YOUR OBJECTIVE
Note how many lines include the word "from", and give that number by itself.

STORED DATA
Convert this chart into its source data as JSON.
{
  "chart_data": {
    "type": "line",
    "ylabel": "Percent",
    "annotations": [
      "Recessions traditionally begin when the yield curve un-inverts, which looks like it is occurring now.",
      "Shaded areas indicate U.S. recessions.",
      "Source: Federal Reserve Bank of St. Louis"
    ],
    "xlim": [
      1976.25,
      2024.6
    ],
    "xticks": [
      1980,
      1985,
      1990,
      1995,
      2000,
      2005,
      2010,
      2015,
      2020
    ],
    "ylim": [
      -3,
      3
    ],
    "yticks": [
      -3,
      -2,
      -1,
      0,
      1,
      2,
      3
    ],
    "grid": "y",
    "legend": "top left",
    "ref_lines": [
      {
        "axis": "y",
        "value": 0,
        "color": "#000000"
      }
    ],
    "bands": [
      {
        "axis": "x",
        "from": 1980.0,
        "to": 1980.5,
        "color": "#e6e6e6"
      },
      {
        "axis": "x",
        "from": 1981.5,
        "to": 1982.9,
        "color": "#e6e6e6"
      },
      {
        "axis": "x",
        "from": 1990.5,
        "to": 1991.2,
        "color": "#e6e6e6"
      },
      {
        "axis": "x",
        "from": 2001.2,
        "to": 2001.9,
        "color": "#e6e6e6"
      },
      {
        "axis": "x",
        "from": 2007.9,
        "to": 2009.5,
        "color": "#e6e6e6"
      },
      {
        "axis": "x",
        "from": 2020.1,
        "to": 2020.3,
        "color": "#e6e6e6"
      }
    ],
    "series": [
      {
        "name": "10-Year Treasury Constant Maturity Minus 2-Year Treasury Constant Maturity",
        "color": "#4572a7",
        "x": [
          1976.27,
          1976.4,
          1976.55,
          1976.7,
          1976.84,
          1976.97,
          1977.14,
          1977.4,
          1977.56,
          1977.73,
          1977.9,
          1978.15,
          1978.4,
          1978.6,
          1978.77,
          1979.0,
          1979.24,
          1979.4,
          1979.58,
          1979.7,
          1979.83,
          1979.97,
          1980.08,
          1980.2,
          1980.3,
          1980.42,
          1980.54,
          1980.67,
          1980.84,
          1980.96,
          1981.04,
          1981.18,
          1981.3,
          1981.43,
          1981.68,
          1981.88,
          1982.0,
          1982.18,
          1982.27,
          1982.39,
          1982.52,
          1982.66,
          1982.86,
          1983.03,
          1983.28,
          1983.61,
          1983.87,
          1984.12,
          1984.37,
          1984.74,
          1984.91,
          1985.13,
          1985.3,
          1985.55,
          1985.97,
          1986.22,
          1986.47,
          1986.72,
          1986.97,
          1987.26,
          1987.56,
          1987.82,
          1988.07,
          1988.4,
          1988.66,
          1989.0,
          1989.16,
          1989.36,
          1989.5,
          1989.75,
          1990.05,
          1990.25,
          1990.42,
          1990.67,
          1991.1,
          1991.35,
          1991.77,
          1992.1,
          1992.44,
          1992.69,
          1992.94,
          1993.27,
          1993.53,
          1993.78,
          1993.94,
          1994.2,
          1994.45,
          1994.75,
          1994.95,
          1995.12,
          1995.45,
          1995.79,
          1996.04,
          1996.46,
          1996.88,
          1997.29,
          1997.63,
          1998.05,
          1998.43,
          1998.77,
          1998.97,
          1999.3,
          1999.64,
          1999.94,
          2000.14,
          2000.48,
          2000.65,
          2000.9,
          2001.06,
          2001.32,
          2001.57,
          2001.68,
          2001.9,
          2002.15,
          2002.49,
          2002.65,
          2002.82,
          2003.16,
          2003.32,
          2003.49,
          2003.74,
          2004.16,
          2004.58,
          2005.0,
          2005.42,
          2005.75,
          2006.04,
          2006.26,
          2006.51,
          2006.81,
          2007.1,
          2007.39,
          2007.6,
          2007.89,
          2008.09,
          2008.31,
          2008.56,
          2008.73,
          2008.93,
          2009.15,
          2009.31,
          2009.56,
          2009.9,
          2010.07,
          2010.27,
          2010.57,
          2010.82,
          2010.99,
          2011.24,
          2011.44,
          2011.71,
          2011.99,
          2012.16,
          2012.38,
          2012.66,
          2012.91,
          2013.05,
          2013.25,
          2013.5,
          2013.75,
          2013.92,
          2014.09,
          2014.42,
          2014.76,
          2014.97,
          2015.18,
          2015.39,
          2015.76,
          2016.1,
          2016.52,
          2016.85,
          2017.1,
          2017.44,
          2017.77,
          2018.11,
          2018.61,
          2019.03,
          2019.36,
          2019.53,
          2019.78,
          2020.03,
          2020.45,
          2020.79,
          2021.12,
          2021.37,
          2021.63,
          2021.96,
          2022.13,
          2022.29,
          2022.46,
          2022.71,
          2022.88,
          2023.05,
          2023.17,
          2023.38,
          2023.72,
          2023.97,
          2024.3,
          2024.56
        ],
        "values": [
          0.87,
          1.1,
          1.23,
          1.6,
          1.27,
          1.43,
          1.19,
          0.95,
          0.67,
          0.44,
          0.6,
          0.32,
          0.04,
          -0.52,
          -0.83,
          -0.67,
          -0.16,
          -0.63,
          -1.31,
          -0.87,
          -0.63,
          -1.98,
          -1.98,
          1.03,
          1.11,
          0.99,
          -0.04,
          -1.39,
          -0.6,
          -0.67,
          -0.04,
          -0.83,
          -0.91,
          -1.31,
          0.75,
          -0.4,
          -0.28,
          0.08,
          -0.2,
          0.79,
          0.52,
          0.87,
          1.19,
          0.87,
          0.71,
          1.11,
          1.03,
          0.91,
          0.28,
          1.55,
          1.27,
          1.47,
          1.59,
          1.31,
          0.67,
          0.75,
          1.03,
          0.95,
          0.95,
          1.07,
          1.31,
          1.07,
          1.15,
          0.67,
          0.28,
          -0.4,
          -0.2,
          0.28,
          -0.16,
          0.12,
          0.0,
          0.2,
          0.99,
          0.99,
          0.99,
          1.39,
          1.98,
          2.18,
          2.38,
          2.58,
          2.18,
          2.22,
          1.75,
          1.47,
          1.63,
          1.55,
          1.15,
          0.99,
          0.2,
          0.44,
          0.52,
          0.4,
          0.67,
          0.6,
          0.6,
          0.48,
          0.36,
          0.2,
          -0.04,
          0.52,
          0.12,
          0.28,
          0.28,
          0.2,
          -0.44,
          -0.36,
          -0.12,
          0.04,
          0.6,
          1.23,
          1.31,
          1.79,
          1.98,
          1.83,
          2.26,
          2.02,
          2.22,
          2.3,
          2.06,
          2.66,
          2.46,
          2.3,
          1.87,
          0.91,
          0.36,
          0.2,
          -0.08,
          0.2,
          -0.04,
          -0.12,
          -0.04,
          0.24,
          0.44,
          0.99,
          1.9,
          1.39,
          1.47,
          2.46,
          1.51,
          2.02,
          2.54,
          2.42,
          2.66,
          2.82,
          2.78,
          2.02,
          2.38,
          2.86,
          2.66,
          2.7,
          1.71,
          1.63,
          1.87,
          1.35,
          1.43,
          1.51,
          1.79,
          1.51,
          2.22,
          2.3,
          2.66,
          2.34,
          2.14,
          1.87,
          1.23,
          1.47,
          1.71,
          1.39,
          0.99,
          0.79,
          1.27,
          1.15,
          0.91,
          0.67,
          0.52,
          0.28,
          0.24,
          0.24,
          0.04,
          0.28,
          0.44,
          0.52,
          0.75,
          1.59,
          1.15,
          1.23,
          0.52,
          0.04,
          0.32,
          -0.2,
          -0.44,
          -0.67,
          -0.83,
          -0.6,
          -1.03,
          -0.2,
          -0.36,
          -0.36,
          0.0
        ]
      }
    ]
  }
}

ANSWER TO THE EXERCISE
6